>> start Text
Another thought about "you can't really break it": apparently the software can screw itself over pretty bad without any damage to the hardware, as in: a person becoming mentally ill after a close one has died. (kernel panic, reboot how?)
Overall I really liked the article, and I'm looking forward to seeing more of this stuff. I think you could write an entire book about the person -- computer analogy ;)
Completly agree, the sum of our thoughts and decisions could be a definition of each human. But there is a thougt that most of our behaviour is done unconsciously. So i'd say we need to include a small corection to the idea that a person is only its High Level Software....
First, I must apologize, somehow the tags got screwed up and a part of the story was not shown correctly, it is fixed now; it is this part:
...you can keep playing with your software and watching how the objective function gets better (or worse, depending on how successful you are).
If you are advanced, you can use your software skills to deal with some faulty hardware issues as well. Think of it as of a filter driver...
The version that was posted earlier looked like "objective function think of it as of a filter driver" :-)
>> end Text
>> start Data provided
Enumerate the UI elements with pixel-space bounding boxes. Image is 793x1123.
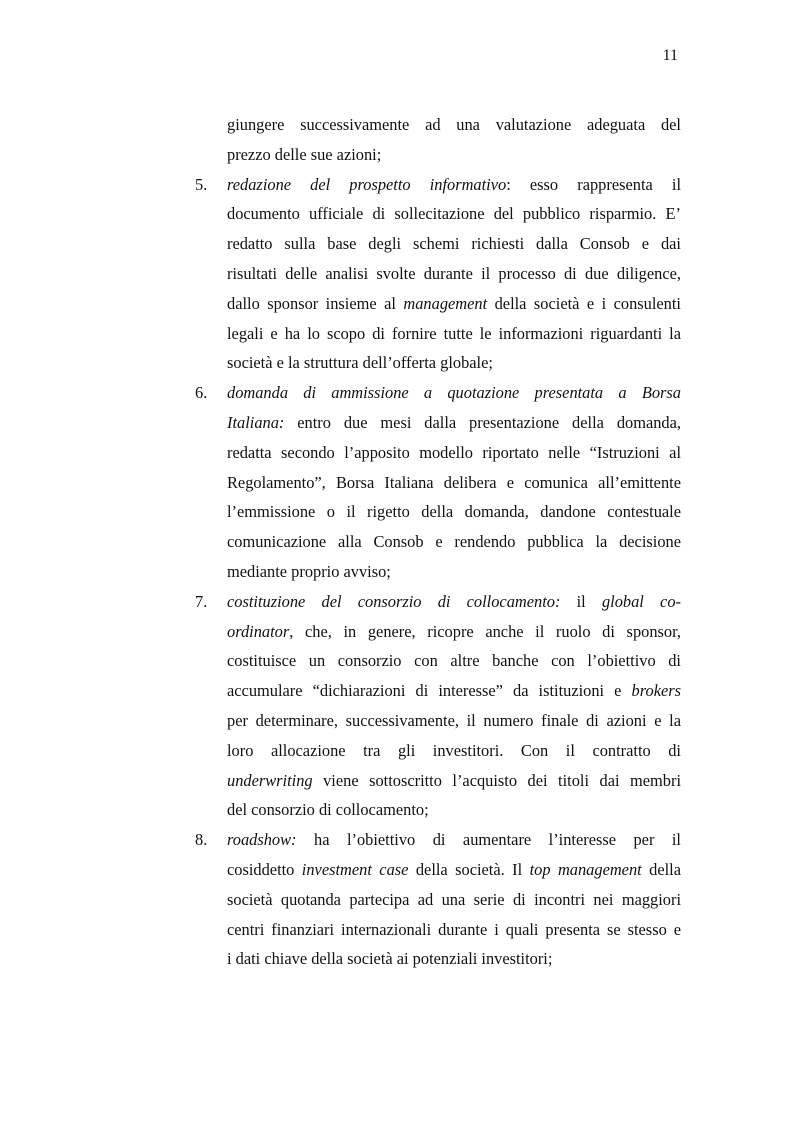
text-span: accumulare “dichiarazioni di interesse” da istituzioni e bbox=[227, 681, 632, 701]
text-line bbox=[227, 855, 681, 885]
text-line bbox=[227, 825, 681, 855]
text-line: società quotanda partecipa ad una serie di incontri nei maggiori bbox=[227, 889, 681, 909]
text-line: loro allocazione tra gli investitori. Con il contratto di bbox=[227, 740, 681, 760]
list-item bbox=[195, 825, 681, 974]
text-line: documento ufficiale di sollecitazione del pubblico risparmio. E’ bbox=[227, 204, 681, 224]
item-title: costituzione del consorzio di collocamento: bbox=[227, 591, 561, 611]
italic-term: global co- bbox=[601, 591, 681, 611]
italic-term: management bbox=[403, 293, 488, 313]
item-title: domanda di ammissione a quotazione presentata a Borsa bbox=[227, 383, 681, 403]
text-span: viene sottoscritto l’acquisto dei titoli dai membri bbox=[312, 770, 681, 790]
text-line: redatta secondo l’apposito modello riportato nelle “Istruzioni al bbox=[227, 442, 681, 462]
text-line bbox=[227, 617, 681, 647]
text-span: esso rappresenta il bbox=[510, 174, 681, 194]
document-body bbox=[195, 110, 681, 974]
text-span: , che, in genere, ricopre anche il ruolo di sponsor, bbox=[289, 621, 681, 641]
italic-term: investment case bbox=[301, 859, 409, 879]
text-line: costituisce un consorzio con altre banche con l’obiettivo di bbox=[227, 651, 681, 671]
text-line: società e la struttura dell’offerta globale; bbox=[227, 353, 493, 373]
text-line: centri finanziari internazionali durante i quali presenta se stesso e bbox=[227, 919, 681, 939]
text-line: del consorzio di collocamento; bbox=[227, 800, 429, 820]
list-item-text bbox=[227, 170, 681, 379]
text-span: della società. Il bbox=[408, 859, 530, 879]
italic-term: underwriting bbox=[227, 770, 313, 790]
list-item bbox=[195, 587, 681, 825]
list-item-number: 6. bbox=[195, 383, 208, 403]
list-item bbox=[195, 378, 681, 587]
text-line bbox=[227, 676, 681, 706]
item-title: Italiana: bbox=[227, 412, 285, 432]
list-item-number: 8. bbox=[195, 830, 208, 850]
item-title: roadshow: bbox=[227, 830, 297, 850]
text-span: ha l’obiettivo di aumentare l’interesse per il bbox=[296, 830, 681, 850]
text-span: della società e i consulenti bbox=[487, 293, 681, 313]
italic-term: top management bbox=[529, 859, 642, 879]
text-line bbox=[227, 587, 681, 617]
text-line: redatto sulla base degli schemi richiesti dalla Consob e dai bbox=[227, 234, 681, 254]
list-item bbox=[195, 170, 681, 379]
list-item-text bbox=[227, 825, 681, 974]
item-title: redazione del prospetto informativo bbox=[227, 174, 507, 194]
text-span: della bbox=[641, 859, 681, 879]
text-line: comunicazione alla Consob e rendendo pubblica la decisione bbox=[227, 532, 681, 552]
text-span: dallo sponsor insieme al bbox=[227, 293, 404, 313]
text-line: prezzo delle sue azioni; bbox=[227, 144, 382, 164]
text-line bbox=[227, 766, 681, 796]
list-item-number: 5. bbox=[195, 174, 208, 194]
text-span: cosiddetto bbox=[227, 859, 302, 879]
list-item-text bbox=[227, 378, 681, 587]
text-line: mediante proprio avviso; bbox=[227, 561, 391, 581]
text-line bbox=[227, 408, 681, 438]
text-line: per determinare, successivamente, il numero finale di azioni e la bbox=[227, 710, 681, 730]
continuation-paragraph bbox=[227, 110, 681, 170]
text-line: legali e ha lo scopo di fornire tutte le informazioni riguardanti la bbox=[227, 323, 681, 343]
italic-term: brokers bbox=[631, 681, 681, 701]
text-span: il bbox=[560, 591, 602, 611]
text-span: entro due mesi dalla presentazione della domanda, bbox=[284, 412, 681, 432]
text-line: i dati chiave della società ai potenziali investitori; bbox=[227, 949, 553, 969]
text-line bbox=[227, 289, 681, 319]
italic-term: ordinator bbox=[227, 621, 290, 641]
text-line: Regolamento”, Borsa Italiana delibera e comunica all’emittente bbox=[227, 472, 681, 492]
text-line bbox=[227, 378, 681, 408]
text-line bbox=[227, 170, 681, 200]
list-item-text bbox=[227, 587, 681, 825]
text-line: giungere successivamente ad una valutazione adeguata del bbox=[227, 115, 681, 134]
text-line: l’emmissione o il rigetto della domanda, dandone contestuale bbox=[227, 502, 681, 522]
page-number: 11 bbox=[662, 47, 678, 64]
separator: : bbox=[506, 174, 511, 194]
text-line: risultati delle analisi svolte durante il processo di due diligence, bbox=[227, 263, 681, 283]
list-item-number: 7. bbox=[195, 591, 208, 611]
>> end Data provided
# List of tasks
1. Can you quote the stretch of the comment thread on the person–computer analogy from "First, I must" through "a filter driver..."?
2. Could you carry the comment thread on the person–computer analogy forward from its last sentence?
None of these lines are needed for what you are asked to do.

# Final results
1.
First, I must apologize, somehow the tags got screwed up and a part of the story was not shown correctly, it is fixed now; it is this part:
...you can keep playing with your software and watching how the objective function gets better (or worse, depending on how successful you are).
If you are advanced, you can use your software skills to deal with some faulty hardware issues as well. Think of it as of a filter driver...

2.
Back to the actual discussion. You found it interesting because you're both programmers; my initial goal was to make the story user-friendly enough for non-programmers, but I think there is room for improvement.
Indeed, the master status may be something we can reach only asimptotically, or not at all (it could be a concept such as "the ideal gas" or "perfectly spherical horses moving in a vacuum"), but it is good enough for such thought exercises.
But then, we have all these "real stories" about monks in Nepal having excellent mind concentration skills - perhaps they are those who got pretty close to the "software guru" status. Of course, they express it in different terms (spiritual?), but for us, the engineers - things look more comprehensible if shown as a UML diagram :-)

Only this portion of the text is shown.